**** EXTRACTED ENTRIES
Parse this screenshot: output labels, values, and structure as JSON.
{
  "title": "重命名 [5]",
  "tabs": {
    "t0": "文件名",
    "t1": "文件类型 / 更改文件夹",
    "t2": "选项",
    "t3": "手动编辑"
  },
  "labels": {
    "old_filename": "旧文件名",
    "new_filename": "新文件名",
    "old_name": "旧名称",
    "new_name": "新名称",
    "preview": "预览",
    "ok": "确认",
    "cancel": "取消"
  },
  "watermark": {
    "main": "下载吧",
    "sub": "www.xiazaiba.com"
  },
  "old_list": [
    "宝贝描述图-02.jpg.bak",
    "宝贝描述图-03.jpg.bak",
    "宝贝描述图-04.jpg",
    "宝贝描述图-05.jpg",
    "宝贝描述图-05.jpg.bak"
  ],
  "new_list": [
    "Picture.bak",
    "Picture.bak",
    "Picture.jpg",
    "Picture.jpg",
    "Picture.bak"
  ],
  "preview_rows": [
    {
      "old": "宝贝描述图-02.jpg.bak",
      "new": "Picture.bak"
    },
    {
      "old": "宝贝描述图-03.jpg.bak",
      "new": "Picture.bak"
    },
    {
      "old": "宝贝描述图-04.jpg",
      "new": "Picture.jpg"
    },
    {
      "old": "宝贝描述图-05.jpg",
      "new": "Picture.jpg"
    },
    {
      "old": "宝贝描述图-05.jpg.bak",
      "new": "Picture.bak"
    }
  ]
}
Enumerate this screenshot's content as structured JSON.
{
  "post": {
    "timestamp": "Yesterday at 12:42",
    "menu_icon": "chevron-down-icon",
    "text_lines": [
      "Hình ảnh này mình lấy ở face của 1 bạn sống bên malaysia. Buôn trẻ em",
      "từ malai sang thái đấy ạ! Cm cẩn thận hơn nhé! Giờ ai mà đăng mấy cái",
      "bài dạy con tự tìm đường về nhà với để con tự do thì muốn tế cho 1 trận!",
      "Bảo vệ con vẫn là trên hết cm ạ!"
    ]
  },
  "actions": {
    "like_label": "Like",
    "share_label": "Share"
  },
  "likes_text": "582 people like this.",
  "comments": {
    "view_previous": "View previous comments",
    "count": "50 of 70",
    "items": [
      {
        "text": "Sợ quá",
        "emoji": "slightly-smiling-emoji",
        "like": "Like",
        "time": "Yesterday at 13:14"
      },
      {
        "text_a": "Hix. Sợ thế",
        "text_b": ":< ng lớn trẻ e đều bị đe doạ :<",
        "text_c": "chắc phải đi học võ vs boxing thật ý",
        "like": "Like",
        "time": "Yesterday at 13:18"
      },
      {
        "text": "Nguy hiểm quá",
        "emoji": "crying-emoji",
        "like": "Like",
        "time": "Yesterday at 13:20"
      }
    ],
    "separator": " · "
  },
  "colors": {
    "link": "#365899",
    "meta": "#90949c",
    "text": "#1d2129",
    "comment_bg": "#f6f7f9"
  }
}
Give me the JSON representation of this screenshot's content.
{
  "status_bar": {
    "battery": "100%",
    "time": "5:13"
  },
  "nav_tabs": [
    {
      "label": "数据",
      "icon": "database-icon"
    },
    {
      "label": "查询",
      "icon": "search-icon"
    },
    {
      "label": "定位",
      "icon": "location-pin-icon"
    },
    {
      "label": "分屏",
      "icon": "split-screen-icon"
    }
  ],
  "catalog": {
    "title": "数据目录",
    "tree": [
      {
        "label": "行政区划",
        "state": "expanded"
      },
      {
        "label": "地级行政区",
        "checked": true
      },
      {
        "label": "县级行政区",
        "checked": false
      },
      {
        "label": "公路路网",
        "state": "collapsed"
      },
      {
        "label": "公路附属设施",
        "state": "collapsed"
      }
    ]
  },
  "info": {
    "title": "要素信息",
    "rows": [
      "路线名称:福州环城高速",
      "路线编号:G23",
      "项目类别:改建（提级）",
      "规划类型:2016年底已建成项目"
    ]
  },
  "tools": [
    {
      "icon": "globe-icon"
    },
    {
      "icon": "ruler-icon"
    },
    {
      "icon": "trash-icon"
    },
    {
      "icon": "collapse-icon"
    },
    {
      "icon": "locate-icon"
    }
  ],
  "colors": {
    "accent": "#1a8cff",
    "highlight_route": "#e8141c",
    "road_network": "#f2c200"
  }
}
********
= EXERCISE AIM =
Print the material above once more, exactly.

= ANSWER TO THIS PROBLEM =
Parse this screenshot: output labels, values, and structure as JSON.
{
  "title": "重命名 [5]",
  "tabs": {
    "t0": "文件名",
    "t1": "文件类型 / 更改文件夹",
    "t2": "选项",
    "t3": "手动编辑"
  },
  "labels": {
    "old_filename": "旧文件名",
    "new_filename": "新文件名",
    "old_name": "旧名称",
    "new_name": "新名称",
    "preview": "预览",
    "ok": "确认",
    "cancel": "取消"
  },
  "watermark": {
    "main": "下载吧",
    "sub": "www.xiazaiba.com"
  },
  "old_list": [
    "宝贝描述图-02.jpg.bak",
    "宝贝描述图-03.jpg.bak",
    "宝贝描述图-04.jpg",
    "宝贝描述图-05.jpg",
    "宝贝描述图-05.jpg.bak"
  ],
  "new_list": [
    "Picture.bak",
    "Picture.bak",
    "Picture.jpg",
    "Picture.jpg",
    "Picture.bak"
  ],
  "preview_rows": [
    {
      "old": "宝贝描述图-02.jpg.bak",
      "new": "Picture.bak"
    },
    {
      "old": "宝贝描述图-03.jpg.bak",
      "new": "Picture.bak"
    },
    {
      "old": "宝贝描述图-04.jpg",
      "new": "Picture.jpg"
    },
    {
      "old": "宝贝描述图-05.jpg",
      "new": "Picture.jpg"
    },
    {
      "old": "宝贝描述图-05.jpg.bak",
      "new": "Picture.bak"
    }
  ]
}
Enumerate this screenshot's content as structured JSON.
{
  "post": {
    "timestamp": "Yesterday at 12:42",
    "menu_icon": "chevron-down-icon",
    "text_lines": [
      "Hình ảnh này mình lấy ở face của 1 bạn sống bên malaysia. Buôn trẻ em",
      "từ malai sang thái đấy ạ! Cm cẩn thận hơn nhé! Giờ ai mà đăng mấy cái",
      "bài dạy con tự tìm đường về nhà với để con tự do thì muốn tế cho 1 trận!",
      "Bảo vệ con vẫn là trên hết cm ạ!"
    ]
  },
  "actions": {
    "like_label": "Like",
    "share_label": "Share"
  },
  "likes_text": "582 people like this.",
  "comments": {
    "view_previous": "View previous comments",
    "count": "50 of 70",
    "items": [
      {
        "text": "Sợ quá",
        "emoji": "slightly-smiling-emoji",
        "like": "Like",
        "time": "Yesterday at 13:14"
      },
      {
        "text_a": "Hix. Sợ thế",
        "text_b": ":< ng lớn trẻ e đều bị đe doạ :<",
        "text_c": "chắc phải đi học võ vs boxing thật ý",
        "like": "Like",
        "time": "Yesterday at 13:18"
      },
      {
        "text": "Nguy hiểm quá",
        "emoji": "crying-emoji",
        "like": "Like",
        "time": "Yesterday at 13:20"
      }
    ],
    "separator": " · "
  },
  "colors": {
    "link": "#365899",
    "meta": "#90949c",
    "text": "#1d2129",
    "comment_bg": "#f6f7f9"
  }
}
Give me the JSON representation of this screenshot's content.
{
  "status_bar": {
    "battery": "100%",
    "time": "5:13"
  },
  "nav_tabs": [
    {
      "label": "数据",
      "icon": "database-icon"
    },
    {
      "label": "查询",
      "icon": "search-icon"
    },
    {
      "label": "定位",
      "icon": "location-pin-icon"
    },
    {
      "label": "分屏",
      "icon": "split-screen-icon"
    }
  ],
  "catalog": {
    "title": "数据目录",
    "tree": [
      {
        "label": "行政区划",
        "state": "expanded"
      },
      {
        "label": "地级行政区",
        "checked": true
      },
      {
        "label": "县级行政区",
        "checked": false
      },
      {
        "label": "公路路网",
        "state": "collapsed"
      },
      {
        "label": "公路附属设施",
        "state": "collapsed"
      }
    ]
  },
  "info": {
    "title": "要素信息",
    "rows": [
      "路线名称:福州环城高速",
      "路线编号:G23",
      "项目类别:改建（提级）",
      "规划类型:2016年底已建成项目"
    ]
  },
  "tools": [
    {
      "icon": "globe-icon"
    },
    {
      "icon": "ruler-icon"
    },
    {
      "icon": "trash-icon"
    },
    {
      "icon": "collapse-icon"
    },
    {
      "icon": "locate-icon"
    }
  ],
  "colors": {
    "accent": "#1a8cff",
    "highlight_route": "#e8141c",
    "road_network": "#f2c200"
  }
}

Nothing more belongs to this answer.